= WHAT IS NEEDED =
Filter the lines below, copying only those with the string "Registro".
======== ENTRIES SUPPLIED ========
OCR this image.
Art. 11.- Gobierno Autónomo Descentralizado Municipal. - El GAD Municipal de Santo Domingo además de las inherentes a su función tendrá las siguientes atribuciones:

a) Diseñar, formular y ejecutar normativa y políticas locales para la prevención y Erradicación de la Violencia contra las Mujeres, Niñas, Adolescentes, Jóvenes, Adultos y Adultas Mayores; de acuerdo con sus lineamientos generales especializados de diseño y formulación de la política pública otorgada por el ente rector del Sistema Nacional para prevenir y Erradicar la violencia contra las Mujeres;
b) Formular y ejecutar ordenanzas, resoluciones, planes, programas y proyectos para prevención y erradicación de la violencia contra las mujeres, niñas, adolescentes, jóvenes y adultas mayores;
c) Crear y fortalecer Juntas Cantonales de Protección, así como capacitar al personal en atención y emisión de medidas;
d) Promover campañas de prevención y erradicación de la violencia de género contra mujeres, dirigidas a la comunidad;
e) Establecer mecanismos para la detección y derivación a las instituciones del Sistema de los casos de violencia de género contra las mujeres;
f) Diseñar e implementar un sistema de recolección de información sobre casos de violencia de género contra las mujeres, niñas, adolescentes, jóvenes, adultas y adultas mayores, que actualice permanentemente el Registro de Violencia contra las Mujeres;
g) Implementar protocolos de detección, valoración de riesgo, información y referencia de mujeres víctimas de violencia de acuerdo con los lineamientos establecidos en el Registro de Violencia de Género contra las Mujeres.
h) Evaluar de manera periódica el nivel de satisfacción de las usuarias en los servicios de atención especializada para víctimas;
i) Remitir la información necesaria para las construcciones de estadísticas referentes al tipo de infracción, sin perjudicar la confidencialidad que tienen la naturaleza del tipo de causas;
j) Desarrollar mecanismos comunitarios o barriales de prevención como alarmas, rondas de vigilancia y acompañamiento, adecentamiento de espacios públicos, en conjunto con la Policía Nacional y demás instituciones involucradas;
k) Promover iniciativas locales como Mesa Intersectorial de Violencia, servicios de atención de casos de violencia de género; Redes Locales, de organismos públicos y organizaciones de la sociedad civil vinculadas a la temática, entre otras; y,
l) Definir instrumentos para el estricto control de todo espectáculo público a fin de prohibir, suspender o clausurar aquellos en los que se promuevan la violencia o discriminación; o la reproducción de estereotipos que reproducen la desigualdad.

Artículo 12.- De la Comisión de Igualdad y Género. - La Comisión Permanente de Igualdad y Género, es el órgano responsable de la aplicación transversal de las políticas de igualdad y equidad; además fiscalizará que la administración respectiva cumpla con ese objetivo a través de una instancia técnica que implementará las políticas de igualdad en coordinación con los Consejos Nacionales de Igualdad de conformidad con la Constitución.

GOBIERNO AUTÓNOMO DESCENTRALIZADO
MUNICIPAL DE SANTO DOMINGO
========
= RESULT FOR THIS TASK =
f) Diseñar e implementar un sistema de recolección de información sobre casos de violencia de género contra las mujeres, niñas, adolescentes, jóvenes, adultas y adultas mayores, que actualice permanentemente el Registro de Violencia contra las Mujeres;
g) Implementar protocolos de detección, valoración de riesgo, información y referencia de mujeres víctimas de violencia de acuerdo con los lineamientos establecidos en el Registro de Violencia de Género contra las Mujeres.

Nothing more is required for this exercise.